***** Provided information *****

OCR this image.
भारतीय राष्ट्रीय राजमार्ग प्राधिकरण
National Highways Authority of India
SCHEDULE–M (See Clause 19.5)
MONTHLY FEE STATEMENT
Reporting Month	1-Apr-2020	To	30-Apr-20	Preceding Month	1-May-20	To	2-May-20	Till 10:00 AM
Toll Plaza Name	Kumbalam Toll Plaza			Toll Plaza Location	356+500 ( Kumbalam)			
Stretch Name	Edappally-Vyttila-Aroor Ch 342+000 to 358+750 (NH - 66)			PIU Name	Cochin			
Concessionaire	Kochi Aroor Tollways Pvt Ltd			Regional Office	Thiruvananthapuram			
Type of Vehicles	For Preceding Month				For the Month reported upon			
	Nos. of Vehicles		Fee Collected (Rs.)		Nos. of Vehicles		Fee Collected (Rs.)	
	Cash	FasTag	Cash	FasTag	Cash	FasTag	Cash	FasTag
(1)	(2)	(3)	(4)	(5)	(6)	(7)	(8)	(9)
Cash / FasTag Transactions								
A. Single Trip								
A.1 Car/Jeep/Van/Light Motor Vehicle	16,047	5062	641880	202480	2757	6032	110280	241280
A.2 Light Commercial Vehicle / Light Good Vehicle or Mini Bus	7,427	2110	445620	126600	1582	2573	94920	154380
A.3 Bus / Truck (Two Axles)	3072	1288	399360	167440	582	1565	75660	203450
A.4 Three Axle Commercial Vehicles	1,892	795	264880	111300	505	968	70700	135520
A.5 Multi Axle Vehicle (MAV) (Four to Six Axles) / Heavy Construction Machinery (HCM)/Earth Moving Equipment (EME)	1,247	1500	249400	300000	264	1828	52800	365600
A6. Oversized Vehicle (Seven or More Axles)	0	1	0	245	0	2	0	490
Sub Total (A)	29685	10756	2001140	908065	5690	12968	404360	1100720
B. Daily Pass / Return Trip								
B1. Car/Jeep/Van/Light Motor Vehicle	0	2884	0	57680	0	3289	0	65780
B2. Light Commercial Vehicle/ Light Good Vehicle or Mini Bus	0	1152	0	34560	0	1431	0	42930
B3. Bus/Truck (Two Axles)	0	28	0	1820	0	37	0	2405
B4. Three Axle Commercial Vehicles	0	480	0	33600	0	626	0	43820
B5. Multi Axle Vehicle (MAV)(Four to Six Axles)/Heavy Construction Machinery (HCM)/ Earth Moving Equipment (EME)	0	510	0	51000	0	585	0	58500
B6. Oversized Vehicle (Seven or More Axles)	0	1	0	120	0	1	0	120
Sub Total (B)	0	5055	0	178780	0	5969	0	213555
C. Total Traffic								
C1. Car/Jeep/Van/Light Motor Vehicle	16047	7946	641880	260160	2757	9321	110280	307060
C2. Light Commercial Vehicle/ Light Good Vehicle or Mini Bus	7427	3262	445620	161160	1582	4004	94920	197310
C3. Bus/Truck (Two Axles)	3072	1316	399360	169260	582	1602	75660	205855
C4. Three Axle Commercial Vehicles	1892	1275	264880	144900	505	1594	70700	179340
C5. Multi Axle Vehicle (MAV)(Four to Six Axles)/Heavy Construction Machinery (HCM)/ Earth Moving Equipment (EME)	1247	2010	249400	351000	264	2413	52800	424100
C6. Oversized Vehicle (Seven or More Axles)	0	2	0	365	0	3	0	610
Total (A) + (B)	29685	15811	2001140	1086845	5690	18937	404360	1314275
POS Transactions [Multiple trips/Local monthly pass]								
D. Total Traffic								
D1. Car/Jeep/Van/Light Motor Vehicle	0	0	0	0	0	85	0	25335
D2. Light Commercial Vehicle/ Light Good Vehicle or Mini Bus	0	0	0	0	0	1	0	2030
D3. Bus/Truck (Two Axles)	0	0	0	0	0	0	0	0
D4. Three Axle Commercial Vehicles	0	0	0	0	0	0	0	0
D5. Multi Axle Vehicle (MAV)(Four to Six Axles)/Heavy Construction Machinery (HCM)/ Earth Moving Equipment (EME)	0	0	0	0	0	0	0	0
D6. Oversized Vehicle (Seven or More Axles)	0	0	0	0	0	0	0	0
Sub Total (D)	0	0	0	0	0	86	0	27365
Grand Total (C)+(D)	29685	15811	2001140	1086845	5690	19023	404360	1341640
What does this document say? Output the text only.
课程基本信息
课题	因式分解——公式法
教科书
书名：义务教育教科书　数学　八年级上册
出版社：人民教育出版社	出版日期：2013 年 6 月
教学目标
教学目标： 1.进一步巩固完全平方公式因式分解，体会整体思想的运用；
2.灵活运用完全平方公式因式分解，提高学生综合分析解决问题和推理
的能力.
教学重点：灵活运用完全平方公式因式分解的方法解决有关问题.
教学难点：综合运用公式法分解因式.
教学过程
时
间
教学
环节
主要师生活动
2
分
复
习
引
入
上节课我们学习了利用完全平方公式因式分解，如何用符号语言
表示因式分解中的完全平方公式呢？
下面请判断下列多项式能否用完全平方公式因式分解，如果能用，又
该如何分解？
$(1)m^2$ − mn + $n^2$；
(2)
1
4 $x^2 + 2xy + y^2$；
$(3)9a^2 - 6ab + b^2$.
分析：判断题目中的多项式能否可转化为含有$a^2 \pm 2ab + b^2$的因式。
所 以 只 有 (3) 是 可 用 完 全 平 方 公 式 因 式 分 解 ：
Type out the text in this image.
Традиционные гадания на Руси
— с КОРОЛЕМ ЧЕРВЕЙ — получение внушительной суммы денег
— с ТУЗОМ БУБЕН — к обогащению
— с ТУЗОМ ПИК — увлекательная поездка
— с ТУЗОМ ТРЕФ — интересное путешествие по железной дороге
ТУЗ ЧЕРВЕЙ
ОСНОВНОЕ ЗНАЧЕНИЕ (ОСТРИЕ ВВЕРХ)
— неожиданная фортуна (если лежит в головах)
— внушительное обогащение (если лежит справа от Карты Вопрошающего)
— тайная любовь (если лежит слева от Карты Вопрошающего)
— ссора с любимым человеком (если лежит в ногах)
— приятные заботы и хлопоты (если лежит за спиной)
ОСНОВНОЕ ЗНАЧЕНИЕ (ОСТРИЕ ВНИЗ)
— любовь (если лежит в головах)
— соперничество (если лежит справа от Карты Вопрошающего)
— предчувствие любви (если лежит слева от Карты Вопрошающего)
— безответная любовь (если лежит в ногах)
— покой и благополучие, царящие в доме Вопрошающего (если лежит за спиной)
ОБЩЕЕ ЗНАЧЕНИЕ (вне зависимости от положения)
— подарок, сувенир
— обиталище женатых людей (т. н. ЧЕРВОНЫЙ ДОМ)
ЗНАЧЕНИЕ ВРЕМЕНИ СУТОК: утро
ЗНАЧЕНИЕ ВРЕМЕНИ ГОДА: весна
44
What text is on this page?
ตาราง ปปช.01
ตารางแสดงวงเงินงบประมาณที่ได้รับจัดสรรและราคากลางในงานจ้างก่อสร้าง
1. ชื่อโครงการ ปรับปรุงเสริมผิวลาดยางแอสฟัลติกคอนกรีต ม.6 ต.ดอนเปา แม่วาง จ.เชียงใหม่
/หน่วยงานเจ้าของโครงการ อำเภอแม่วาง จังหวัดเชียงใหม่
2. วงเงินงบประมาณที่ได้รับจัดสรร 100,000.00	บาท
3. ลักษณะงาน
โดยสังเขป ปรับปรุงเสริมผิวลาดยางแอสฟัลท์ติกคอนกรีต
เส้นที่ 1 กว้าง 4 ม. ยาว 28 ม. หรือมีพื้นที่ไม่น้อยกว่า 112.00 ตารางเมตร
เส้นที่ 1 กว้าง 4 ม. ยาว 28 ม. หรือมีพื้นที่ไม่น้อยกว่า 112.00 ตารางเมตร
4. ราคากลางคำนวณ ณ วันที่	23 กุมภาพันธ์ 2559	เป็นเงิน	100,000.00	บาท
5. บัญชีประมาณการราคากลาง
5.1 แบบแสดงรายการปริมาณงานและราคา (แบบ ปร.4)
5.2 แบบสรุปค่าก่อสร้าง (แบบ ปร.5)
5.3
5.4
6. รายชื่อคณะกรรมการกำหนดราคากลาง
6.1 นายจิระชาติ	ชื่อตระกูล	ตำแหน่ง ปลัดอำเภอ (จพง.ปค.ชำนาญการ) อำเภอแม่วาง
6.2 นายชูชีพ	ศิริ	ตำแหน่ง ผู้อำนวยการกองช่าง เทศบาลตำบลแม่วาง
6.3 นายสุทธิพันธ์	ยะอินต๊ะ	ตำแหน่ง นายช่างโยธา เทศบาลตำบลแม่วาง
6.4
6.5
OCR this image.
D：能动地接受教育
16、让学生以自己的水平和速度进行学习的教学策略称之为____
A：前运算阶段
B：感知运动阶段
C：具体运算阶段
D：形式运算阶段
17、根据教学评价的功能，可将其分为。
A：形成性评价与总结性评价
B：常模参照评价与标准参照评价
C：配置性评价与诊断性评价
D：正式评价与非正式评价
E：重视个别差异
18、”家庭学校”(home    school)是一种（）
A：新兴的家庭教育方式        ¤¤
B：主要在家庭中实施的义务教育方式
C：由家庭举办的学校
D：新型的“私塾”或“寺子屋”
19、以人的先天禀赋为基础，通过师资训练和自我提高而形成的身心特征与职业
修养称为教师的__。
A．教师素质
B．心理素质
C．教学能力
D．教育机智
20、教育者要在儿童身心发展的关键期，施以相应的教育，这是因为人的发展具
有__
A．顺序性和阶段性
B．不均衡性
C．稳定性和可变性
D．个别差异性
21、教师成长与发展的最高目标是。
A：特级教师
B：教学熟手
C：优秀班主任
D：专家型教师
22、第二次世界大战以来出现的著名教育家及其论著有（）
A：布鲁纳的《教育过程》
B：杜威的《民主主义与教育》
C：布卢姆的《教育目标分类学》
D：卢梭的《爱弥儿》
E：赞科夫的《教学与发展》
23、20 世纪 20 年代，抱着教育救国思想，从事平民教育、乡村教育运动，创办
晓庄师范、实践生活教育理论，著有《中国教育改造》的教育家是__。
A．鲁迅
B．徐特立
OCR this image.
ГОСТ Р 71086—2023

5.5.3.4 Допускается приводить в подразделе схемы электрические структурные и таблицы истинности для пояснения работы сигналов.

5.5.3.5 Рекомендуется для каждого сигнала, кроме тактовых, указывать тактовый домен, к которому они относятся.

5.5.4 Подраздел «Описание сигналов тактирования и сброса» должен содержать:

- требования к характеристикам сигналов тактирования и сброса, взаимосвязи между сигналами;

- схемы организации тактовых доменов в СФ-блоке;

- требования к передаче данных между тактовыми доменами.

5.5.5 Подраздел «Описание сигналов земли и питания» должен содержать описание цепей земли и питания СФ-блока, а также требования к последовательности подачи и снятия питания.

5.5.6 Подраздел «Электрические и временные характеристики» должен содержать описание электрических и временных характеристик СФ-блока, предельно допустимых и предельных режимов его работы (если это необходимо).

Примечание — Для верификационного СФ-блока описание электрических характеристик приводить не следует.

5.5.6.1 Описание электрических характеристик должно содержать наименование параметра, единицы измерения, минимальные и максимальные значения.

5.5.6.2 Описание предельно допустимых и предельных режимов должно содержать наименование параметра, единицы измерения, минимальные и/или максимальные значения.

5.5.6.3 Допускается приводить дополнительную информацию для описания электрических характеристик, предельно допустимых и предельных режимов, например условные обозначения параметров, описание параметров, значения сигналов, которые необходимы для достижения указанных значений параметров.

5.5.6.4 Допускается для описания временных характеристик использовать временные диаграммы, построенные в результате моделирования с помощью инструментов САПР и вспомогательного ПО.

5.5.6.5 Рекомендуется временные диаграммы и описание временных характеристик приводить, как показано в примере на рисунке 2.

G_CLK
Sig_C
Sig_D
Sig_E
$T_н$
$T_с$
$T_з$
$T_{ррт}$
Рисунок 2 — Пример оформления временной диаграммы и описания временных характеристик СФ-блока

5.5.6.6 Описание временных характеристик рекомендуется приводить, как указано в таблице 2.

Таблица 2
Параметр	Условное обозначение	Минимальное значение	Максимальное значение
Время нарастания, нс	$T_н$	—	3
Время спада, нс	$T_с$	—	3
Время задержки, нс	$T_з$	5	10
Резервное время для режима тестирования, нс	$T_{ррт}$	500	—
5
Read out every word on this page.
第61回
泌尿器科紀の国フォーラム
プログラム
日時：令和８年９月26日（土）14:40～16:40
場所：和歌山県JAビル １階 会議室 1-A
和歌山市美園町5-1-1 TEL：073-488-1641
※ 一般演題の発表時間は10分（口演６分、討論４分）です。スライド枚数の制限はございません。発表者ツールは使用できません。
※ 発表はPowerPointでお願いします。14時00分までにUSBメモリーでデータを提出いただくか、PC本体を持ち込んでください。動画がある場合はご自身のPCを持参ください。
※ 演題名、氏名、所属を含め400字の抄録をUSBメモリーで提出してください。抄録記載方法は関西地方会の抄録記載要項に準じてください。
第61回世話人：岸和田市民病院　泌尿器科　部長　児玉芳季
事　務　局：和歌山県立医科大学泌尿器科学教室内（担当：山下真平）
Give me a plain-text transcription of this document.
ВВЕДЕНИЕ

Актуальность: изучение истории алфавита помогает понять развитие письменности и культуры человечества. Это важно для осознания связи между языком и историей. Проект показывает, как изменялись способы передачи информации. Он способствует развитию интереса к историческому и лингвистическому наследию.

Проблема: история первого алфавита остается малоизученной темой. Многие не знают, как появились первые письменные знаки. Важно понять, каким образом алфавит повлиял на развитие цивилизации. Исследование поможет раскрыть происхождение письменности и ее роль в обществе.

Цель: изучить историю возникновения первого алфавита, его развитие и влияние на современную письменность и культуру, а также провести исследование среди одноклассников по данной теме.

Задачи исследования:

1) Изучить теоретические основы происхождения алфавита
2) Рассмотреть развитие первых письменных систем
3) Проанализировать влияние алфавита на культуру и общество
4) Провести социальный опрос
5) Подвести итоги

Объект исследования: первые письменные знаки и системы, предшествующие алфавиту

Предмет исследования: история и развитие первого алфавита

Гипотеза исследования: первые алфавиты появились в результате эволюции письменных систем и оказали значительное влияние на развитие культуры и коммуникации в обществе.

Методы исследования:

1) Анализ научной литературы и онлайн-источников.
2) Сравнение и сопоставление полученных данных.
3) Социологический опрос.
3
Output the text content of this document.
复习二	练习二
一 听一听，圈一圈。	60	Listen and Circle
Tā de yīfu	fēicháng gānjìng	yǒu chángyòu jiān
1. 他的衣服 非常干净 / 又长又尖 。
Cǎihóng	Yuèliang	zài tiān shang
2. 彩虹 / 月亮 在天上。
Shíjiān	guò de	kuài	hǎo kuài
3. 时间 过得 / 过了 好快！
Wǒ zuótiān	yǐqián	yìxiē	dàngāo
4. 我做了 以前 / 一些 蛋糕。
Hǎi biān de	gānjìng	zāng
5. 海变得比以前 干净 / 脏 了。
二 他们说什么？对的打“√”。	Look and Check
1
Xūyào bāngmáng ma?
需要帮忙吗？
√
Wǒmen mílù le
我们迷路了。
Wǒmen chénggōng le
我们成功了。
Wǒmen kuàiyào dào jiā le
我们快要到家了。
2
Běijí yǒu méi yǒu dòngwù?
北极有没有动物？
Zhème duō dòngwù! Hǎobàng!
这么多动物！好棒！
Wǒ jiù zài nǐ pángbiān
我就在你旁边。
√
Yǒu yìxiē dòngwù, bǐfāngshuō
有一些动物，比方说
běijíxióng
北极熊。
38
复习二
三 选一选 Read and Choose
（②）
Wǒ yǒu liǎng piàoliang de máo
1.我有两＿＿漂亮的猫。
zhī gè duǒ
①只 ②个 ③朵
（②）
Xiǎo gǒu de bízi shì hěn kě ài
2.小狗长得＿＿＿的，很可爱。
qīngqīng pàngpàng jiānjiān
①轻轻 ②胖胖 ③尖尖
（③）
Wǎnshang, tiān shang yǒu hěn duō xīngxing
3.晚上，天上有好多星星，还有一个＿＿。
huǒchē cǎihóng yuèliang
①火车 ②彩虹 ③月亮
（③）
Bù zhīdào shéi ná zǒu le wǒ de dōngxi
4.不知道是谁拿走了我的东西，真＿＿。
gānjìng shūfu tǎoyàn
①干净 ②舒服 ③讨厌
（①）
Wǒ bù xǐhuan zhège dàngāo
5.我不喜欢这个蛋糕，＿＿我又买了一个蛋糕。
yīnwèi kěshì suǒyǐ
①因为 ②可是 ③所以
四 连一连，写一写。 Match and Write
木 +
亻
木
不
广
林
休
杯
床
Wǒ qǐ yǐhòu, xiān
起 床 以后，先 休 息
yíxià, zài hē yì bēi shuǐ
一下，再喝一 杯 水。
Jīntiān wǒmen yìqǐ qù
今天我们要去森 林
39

*****

- [Exercise instructions] Find the word "описания" and list each line it appears in.

- [Output below]
5.5.6.3 Допускается приводить дополнительную информацию для описания электрических характеристик, предельно допустимых и предельных режимов, например условные обозначения параметров, описание параметров, значения сигналов, которые необходимы для достижения указанных значений параметров.
5.5.6.4 Допускается для описания временных характеристик использовать временные диаграммы, построенные в результате моделирования с помощью инструментов САПР и вспомогательного ПО.
Рисунок 2 — Пример оформления временной диаграммы и описания временных характеристик СФ-блока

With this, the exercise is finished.